Search the listing below for the string "一直变亮" and show each line that contains it.

****************************************

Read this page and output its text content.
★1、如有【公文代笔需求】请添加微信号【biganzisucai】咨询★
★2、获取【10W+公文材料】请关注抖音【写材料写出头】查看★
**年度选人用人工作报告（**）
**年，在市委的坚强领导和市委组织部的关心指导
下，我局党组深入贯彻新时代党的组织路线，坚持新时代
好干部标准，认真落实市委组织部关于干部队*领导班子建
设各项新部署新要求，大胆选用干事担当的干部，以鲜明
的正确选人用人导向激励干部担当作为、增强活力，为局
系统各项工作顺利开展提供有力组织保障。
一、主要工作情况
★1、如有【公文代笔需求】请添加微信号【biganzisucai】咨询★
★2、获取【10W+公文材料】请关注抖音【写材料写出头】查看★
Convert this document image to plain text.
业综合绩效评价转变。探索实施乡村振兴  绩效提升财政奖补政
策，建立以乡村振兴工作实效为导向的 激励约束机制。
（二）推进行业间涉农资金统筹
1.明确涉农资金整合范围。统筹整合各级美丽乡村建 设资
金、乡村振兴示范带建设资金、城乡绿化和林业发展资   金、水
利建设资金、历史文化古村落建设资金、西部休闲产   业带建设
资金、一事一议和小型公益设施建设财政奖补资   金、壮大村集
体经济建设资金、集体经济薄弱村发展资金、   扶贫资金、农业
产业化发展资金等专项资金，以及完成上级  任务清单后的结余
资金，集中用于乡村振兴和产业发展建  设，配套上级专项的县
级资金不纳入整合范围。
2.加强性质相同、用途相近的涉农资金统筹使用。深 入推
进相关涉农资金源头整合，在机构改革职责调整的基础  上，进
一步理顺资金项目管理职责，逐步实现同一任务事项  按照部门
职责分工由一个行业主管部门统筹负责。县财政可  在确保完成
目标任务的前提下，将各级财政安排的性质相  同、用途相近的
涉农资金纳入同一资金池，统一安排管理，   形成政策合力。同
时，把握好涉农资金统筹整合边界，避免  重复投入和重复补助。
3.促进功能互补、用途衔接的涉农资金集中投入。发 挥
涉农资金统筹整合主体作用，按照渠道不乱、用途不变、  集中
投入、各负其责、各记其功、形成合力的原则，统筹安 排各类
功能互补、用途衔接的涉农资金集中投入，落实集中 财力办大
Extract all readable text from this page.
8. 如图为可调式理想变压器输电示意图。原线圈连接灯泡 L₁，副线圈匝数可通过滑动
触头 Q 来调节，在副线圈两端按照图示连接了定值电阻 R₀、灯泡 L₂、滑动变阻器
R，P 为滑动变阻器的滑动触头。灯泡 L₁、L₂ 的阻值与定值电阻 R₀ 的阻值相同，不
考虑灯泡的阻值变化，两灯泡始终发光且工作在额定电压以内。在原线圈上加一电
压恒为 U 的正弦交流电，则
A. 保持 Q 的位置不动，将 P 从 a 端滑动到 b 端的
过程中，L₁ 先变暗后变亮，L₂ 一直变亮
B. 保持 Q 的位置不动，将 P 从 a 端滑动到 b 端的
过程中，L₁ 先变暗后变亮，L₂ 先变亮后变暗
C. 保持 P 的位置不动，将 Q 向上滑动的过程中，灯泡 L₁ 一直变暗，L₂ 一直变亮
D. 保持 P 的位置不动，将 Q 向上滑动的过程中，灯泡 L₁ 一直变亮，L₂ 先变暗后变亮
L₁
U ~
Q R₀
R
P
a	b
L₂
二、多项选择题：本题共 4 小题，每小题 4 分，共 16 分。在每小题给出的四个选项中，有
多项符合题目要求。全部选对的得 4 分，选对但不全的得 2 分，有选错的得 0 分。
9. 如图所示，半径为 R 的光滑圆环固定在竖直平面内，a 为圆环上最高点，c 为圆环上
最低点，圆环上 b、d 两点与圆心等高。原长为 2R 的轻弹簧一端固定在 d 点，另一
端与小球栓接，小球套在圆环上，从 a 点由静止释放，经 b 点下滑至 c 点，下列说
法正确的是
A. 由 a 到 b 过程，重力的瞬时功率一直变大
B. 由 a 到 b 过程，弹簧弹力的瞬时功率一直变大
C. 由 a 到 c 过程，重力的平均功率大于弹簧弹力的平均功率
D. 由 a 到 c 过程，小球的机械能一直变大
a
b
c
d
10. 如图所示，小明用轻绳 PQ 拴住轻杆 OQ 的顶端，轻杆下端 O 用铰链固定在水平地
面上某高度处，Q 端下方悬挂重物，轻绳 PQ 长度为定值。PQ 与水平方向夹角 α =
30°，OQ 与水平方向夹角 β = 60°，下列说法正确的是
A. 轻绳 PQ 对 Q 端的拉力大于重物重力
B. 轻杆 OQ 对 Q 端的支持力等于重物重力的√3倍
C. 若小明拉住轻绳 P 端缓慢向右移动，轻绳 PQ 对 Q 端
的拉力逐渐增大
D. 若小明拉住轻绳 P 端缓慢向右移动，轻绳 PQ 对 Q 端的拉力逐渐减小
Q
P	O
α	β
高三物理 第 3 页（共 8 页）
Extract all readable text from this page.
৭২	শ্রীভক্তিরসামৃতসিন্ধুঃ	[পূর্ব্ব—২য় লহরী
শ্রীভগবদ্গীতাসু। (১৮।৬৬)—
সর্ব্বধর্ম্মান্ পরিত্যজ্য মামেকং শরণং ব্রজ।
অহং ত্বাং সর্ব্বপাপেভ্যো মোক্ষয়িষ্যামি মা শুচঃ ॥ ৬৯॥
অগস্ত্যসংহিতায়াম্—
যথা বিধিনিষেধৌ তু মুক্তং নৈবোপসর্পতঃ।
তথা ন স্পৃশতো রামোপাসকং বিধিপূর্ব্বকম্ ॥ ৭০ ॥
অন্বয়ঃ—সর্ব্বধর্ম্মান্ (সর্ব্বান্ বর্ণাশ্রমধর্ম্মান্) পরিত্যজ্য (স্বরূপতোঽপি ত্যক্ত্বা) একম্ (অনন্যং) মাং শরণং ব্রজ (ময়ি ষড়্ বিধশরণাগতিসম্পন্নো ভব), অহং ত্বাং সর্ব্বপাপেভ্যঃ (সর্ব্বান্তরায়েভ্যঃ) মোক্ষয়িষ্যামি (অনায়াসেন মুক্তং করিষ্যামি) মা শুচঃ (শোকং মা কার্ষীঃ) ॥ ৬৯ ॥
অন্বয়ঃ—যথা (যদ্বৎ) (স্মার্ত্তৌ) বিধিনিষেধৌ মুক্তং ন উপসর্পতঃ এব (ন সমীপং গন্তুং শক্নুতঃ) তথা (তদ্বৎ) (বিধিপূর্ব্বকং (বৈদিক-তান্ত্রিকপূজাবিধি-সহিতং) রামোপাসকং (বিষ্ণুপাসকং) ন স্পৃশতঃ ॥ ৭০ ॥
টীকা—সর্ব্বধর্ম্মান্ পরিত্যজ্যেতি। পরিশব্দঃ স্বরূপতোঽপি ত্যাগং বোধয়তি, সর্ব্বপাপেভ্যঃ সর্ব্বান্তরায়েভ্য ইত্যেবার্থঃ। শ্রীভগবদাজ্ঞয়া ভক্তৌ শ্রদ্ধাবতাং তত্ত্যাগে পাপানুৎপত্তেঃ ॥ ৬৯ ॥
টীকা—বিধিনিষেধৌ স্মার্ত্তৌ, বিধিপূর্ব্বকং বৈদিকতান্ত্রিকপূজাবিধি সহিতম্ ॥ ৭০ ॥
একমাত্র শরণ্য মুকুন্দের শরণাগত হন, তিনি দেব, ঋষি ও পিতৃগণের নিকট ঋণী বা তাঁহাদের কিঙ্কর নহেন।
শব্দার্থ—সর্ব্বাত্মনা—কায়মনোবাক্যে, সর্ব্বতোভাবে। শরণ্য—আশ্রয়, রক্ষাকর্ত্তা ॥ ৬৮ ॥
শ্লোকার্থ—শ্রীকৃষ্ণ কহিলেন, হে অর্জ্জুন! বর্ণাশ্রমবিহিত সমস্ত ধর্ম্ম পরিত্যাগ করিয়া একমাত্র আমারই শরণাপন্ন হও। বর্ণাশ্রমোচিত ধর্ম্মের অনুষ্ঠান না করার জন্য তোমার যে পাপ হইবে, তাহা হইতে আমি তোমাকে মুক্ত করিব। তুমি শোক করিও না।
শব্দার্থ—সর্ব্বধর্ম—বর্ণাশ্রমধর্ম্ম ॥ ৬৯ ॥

****************************************

**ANSWER FOR THE TASK:**
过程中，L₁ 先变暗后变亮，L₂ 一直变亮
C. 保持 P 的位置不动，将 Q 向上滑动的过程中，灯泡 L₁ 一直变暗，L₂ 一直变亮
D. 保持 P 的位置不动，将 Q 向上滑动的过程中，灯泡 L₁ 一直变亮，L₂ 先变暗后变亮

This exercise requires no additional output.